# [What is required]
In the material below, find each line holding the string "Southwest" and copy it.
----- Exercise materials
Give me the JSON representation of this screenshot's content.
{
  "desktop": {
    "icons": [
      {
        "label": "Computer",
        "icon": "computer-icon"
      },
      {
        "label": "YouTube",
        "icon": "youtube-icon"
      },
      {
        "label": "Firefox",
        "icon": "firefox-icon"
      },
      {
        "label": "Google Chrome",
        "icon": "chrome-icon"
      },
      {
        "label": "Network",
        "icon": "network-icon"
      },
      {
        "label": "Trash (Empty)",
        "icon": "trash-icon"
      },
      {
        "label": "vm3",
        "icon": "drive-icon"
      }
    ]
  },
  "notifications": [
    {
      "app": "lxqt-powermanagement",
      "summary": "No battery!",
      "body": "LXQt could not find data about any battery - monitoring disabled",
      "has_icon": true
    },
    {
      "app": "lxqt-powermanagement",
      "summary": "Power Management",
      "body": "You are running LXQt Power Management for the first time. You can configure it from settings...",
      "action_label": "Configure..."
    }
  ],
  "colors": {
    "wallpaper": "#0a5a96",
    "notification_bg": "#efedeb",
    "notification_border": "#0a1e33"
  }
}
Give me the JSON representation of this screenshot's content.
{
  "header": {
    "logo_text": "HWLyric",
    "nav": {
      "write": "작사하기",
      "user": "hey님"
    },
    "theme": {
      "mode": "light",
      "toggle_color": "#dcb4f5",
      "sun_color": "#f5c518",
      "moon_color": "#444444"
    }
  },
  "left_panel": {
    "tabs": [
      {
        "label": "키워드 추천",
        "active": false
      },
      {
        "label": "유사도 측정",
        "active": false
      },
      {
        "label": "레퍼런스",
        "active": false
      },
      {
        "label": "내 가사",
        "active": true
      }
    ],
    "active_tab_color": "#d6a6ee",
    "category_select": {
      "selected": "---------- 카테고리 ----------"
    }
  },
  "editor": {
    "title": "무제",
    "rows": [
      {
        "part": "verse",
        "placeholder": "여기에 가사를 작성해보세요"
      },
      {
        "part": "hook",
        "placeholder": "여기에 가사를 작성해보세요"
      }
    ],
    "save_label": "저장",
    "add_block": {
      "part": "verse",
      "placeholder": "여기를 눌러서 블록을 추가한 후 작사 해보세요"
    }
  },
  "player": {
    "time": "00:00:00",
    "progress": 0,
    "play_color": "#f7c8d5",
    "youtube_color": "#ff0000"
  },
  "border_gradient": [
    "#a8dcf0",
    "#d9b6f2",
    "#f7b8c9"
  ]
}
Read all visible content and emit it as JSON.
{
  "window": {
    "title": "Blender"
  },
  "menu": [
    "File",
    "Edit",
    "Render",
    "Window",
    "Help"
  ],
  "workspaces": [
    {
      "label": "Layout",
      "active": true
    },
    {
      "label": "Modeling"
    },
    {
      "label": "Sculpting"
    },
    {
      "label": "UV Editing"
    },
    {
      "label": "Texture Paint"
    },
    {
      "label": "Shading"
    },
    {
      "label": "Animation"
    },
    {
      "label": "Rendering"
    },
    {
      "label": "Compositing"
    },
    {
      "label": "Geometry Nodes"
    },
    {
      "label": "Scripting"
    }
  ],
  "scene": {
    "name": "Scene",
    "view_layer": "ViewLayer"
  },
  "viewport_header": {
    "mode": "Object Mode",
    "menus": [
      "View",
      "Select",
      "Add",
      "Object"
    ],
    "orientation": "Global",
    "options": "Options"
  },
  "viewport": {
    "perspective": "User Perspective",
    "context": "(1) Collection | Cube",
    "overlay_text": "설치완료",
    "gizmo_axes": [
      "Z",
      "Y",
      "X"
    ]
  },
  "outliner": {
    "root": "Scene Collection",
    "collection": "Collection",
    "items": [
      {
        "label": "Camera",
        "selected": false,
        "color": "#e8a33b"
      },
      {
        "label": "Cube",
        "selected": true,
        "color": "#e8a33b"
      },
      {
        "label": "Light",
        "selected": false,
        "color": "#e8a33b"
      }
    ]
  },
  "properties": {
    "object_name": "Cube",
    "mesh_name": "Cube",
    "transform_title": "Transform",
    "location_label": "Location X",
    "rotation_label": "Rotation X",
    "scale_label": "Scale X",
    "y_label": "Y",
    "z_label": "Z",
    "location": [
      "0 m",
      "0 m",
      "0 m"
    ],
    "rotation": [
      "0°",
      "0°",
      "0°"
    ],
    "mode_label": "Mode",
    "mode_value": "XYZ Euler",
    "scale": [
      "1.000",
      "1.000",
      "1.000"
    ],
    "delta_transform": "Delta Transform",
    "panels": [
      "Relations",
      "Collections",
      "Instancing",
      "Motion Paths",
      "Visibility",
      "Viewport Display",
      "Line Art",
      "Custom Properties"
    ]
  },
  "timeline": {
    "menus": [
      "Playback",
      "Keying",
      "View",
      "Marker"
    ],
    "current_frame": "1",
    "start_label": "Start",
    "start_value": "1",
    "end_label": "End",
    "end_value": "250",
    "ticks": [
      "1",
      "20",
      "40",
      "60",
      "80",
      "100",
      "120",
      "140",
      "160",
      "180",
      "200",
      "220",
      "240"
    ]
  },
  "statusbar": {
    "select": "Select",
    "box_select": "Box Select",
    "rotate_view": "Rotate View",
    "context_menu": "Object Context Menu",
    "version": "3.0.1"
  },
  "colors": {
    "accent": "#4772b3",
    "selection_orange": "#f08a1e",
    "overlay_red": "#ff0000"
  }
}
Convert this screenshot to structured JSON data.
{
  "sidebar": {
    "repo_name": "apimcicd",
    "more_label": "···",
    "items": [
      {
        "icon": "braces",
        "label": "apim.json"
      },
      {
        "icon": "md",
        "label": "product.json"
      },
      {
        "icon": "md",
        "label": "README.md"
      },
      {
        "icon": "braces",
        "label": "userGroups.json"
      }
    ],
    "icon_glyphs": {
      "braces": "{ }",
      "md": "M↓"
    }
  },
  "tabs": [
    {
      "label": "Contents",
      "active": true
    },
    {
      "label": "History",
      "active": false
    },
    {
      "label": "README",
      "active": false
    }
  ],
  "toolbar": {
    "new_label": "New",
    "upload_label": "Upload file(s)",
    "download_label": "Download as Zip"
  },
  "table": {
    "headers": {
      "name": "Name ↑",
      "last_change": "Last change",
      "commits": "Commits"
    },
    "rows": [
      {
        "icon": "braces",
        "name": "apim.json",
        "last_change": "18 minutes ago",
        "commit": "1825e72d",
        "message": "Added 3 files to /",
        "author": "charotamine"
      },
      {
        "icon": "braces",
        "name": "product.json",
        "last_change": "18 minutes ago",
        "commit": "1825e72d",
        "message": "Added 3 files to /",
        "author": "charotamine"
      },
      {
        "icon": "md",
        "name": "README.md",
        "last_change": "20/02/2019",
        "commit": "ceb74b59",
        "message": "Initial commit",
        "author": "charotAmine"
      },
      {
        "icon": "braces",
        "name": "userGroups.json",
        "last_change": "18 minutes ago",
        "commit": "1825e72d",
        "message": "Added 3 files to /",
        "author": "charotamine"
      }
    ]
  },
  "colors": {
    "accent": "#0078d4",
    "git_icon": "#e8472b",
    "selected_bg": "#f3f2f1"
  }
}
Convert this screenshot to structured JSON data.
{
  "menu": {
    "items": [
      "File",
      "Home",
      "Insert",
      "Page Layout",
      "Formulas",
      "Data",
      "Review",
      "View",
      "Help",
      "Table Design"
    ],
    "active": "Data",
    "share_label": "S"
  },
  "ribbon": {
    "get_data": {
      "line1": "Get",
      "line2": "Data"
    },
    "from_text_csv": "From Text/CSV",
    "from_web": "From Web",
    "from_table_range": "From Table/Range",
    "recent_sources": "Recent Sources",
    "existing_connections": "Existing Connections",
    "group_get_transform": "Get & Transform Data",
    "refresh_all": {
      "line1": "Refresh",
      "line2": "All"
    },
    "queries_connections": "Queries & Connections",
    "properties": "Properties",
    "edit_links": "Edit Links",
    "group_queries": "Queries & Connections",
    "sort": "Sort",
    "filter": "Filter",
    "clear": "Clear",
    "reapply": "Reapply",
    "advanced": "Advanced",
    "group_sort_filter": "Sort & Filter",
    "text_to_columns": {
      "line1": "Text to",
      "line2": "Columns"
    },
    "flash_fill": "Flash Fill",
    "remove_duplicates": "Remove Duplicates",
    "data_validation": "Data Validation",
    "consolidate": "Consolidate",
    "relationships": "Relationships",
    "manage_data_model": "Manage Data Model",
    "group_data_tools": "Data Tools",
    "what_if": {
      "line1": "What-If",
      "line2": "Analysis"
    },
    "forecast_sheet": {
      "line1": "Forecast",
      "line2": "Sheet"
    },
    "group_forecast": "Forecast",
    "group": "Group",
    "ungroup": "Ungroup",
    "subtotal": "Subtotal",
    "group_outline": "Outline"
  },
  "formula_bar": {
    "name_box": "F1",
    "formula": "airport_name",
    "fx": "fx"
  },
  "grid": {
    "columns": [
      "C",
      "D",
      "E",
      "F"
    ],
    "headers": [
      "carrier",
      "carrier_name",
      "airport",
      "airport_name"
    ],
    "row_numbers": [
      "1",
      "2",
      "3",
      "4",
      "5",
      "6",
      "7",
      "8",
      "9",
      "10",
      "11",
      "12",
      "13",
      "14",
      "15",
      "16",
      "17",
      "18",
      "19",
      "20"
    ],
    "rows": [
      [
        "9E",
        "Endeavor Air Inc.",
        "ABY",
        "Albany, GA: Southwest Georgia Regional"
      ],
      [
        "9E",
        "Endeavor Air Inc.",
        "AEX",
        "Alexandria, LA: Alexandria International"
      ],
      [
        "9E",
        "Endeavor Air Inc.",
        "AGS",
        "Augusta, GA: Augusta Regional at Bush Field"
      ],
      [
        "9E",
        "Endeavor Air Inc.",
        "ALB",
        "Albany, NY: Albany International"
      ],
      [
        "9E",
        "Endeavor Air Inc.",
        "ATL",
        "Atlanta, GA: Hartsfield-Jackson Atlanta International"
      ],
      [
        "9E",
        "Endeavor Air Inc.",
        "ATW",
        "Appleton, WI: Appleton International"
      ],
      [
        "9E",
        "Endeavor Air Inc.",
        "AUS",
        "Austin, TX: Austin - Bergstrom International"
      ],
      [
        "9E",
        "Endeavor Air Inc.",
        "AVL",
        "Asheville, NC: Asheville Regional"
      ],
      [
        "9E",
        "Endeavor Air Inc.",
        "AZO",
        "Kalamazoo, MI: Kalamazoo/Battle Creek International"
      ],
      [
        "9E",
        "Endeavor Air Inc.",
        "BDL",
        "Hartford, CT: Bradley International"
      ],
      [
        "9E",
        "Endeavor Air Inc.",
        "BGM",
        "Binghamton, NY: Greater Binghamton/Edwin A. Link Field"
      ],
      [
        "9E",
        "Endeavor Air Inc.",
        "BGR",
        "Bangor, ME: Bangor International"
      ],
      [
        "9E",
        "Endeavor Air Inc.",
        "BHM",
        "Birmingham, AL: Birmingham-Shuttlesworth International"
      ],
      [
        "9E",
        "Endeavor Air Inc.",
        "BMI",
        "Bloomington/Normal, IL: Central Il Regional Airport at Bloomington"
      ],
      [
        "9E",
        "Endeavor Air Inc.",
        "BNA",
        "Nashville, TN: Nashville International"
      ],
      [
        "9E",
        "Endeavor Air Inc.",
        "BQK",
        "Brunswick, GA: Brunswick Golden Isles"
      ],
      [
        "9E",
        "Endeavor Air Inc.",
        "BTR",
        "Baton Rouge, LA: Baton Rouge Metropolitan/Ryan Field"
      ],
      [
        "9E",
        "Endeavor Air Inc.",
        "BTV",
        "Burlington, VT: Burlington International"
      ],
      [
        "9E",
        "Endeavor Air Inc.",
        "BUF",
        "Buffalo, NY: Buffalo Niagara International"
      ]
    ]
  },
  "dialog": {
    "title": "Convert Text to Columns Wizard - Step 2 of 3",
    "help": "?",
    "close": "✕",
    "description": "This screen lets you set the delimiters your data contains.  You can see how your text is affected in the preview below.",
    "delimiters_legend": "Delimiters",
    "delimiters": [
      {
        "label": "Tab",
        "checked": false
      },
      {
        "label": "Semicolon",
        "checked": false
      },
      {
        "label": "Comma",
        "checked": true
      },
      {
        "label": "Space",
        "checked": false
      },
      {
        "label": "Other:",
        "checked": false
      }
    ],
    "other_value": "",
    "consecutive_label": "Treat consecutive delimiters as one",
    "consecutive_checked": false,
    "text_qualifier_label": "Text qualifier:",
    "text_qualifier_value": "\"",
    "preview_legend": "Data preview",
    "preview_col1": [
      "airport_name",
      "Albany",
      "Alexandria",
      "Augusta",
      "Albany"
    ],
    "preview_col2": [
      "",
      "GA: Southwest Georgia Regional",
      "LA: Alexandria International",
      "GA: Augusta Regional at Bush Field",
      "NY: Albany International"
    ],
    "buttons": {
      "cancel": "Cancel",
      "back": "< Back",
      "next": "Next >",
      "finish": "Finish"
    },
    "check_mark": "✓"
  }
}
----------
# [Answer to the exercise]
        "Albany, GA: Southwest Georgia Regional"
      "GA: Southwest Georgia Regional",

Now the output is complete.